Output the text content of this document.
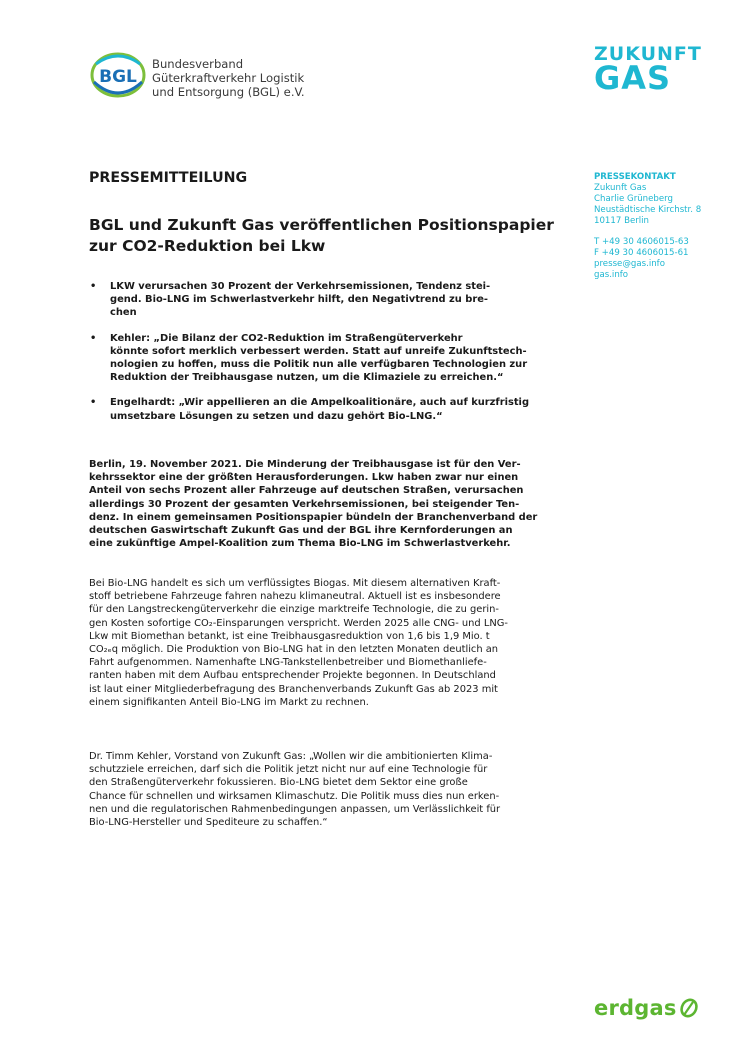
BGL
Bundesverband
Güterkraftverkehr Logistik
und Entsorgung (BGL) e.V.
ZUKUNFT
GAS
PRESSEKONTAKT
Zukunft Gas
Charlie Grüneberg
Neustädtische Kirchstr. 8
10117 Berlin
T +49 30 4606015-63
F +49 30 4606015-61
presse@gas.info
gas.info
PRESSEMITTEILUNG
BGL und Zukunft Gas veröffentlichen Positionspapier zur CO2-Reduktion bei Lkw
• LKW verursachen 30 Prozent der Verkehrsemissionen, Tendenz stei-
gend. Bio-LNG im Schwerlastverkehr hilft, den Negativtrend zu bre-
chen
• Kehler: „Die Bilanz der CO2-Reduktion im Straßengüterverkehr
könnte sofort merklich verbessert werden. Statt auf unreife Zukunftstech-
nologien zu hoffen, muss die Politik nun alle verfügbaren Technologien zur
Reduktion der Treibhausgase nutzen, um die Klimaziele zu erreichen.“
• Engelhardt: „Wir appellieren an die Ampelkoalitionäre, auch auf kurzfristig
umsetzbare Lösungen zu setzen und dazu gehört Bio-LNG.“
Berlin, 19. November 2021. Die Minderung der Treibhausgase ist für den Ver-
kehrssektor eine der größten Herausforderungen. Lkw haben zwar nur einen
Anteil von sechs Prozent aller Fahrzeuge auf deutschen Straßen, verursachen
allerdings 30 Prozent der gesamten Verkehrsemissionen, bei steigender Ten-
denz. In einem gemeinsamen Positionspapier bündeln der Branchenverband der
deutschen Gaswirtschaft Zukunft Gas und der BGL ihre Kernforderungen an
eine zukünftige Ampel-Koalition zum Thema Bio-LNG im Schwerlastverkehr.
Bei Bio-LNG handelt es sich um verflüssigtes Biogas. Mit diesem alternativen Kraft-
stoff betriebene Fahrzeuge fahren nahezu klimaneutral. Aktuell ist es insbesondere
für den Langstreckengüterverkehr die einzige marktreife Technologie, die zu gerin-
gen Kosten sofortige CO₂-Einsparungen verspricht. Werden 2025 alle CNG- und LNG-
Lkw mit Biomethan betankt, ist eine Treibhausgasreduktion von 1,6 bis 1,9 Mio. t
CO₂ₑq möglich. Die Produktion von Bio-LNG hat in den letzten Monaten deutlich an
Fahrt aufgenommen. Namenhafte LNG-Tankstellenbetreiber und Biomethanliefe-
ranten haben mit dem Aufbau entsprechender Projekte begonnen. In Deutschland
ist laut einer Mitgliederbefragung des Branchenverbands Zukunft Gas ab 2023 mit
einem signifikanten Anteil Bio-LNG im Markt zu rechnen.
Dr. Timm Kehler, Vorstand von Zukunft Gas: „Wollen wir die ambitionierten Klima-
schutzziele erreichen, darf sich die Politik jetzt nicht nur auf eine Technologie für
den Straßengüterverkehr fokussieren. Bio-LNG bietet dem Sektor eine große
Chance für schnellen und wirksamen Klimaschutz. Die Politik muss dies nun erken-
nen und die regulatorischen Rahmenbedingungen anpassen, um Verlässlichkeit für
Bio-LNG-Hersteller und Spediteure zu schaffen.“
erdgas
__________
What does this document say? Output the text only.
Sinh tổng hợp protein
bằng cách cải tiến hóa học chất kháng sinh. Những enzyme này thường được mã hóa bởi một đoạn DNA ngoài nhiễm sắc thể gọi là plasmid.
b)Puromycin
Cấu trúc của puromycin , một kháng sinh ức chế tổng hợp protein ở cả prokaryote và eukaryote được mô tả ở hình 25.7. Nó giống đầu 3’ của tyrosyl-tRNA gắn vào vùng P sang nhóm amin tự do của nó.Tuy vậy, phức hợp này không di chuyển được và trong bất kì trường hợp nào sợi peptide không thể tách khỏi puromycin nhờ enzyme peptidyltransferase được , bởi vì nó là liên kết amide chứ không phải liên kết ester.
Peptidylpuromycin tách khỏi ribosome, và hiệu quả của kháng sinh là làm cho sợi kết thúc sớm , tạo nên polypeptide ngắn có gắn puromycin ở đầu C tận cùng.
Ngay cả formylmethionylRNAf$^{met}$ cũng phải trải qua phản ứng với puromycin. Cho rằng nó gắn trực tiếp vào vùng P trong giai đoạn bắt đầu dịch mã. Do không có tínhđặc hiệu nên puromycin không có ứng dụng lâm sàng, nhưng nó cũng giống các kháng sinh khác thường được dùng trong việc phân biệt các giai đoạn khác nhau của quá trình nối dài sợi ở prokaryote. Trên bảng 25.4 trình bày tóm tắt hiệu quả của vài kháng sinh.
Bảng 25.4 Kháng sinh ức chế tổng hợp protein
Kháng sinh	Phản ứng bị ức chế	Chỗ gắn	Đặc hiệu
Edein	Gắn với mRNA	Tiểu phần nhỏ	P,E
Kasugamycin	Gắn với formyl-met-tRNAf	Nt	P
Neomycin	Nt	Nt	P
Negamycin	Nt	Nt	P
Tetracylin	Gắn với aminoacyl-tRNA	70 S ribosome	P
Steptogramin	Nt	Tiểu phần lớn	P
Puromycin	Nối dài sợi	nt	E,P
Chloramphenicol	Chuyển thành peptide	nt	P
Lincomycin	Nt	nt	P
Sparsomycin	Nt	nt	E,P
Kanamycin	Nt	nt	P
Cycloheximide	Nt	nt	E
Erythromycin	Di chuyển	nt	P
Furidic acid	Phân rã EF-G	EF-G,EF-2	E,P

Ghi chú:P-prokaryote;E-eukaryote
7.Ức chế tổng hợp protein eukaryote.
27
__________
# [Exercise]
Pick each line holding "document" out of the entries above and return it.

# [Solution for this task]
Output the text content of this document.
What does this document say? Output the text only.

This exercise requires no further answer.